Exercise | Quote the whole listing verbatim.

===== Raw data =====

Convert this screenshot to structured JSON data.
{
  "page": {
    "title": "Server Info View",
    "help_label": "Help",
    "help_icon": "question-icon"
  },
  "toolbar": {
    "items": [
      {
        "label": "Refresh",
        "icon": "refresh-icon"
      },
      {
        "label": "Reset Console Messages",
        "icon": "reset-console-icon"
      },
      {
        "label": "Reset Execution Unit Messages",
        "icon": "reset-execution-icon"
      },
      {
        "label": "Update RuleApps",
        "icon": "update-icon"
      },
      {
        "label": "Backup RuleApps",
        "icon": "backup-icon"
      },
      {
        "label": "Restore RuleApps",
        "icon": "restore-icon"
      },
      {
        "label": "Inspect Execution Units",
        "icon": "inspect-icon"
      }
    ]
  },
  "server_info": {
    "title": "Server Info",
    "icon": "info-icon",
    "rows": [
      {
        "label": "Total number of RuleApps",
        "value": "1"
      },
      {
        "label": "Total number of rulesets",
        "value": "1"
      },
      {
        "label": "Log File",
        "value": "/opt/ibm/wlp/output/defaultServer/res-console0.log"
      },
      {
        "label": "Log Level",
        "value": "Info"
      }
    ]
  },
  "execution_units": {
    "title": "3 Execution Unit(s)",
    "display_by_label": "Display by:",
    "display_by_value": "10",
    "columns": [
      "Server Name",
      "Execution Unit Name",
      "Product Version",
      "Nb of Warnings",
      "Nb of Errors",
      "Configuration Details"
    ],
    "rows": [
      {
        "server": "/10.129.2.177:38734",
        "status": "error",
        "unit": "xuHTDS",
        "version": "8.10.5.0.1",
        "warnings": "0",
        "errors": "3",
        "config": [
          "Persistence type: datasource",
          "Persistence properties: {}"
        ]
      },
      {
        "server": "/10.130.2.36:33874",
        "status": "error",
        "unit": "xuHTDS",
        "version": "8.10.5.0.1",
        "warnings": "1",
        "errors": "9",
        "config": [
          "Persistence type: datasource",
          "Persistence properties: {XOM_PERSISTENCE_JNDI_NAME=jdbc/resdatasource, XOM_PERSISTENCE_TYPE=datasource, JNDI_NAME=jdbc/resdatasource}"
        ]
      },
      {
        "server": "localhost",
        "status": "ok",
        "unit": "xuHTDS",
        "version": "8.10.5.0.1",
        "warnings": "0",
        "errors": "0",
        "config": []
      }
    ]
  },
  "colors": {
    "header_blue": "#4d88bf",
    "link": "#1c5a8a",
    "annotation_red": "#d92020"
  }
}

=====

Response to this exercise |
Convert this screenshot to structured JSON data.
{
  "page": {
    "title": "Server Info View",
    "help_label": "Help",
    "help_icon": "question-icon"
  },
  "toolbar": {
    "items": [
      {
        "label": "Refresh",
        "icon": "refresh-icon"
      },
      {
        "label": "Reset Console Messages",
        "icon": "reset-console-icon"
      },
      {
        "label": "Reset Execution Unit Messages",
        "icon": "reset-execution-icon"
      },
      {
        "label": "Update RuleApps",
        "icon": "update-icon"
      },
      {
        "label": "Backup RuleApps",
        "icon": "backup-icon"
      },
      {
        "label": "Restore RuleApps",
        "icon": "restore-icon"
      },
      {
        "label": "Inspect Execution Units",
        "icon": "inspect-icon"
      }
    ]
  },
  "server_info": {
    "title": "Server Info",
    "icon": "info-icon",
    "rows": [
      {
        "label": "Total number of RuleApps",
        "value": "1"
      },
      {
        "label": "Total number of rulesets",
        "value": "1"
      },
      {
        "label": "Log File",
        "value": "/opt/ibm/wlp/output/defaultServer/res-console0.log"
      },
      {
        "label": "Log Level",
        "value": "Info"
      }
    ]
  },
  "execution_units": {
    "title": "3 Execution Unit(s)",
    "display_by_label": "Display by:",
    "display_by_value": "10",
    "columns": [
      "Server Name",
      "Execution Unit Name",
      "Product Version",
      "Nb of Warnings",
      "Nb of Errors",
      "Configuration Details"
    ],
    "rows": [
      {
        "server": "/10.129.2.177:38734",
        "status": "error",
        "unit": "xuHTDS",
        "version": "8.10.5.0.1",
        "warnings": "0",
        "errors": "3",
        "config": [
          "Persistence type: datasource",
          "Persistence properties: {}"
        ]
      },
      {
        "server": "/10.130.2.36:33874",
        "status": "error",
        "unit": "xuHTDS",
        "version": "8.10.5.0.1",
        "warnings": "1",
        "errors": "9",
        "config": [
          "Persistence type: datasource",
          "Persistence properties: {XOM_PERSISTENCE_JNDI_NAME=jdbc/resdatasource, XOM_PERSISTENCE_TYPE=datasource, JNDI_NAME=jdbc/resdatasource}"
        ]
      },
      {
        "server": "localhost",
        "status": "ok",
        "unit": "xuHTDS",
        "version": "8.10.5.0.1",
        "warnings": "0",
        "errors": "0",
        "config": []
      }
    ]
  },
  "colors": {
    "header_blue": "#4d88bf",
    "link": "#1c5a8a",
    "annotation_red": "#d92020"
  }
}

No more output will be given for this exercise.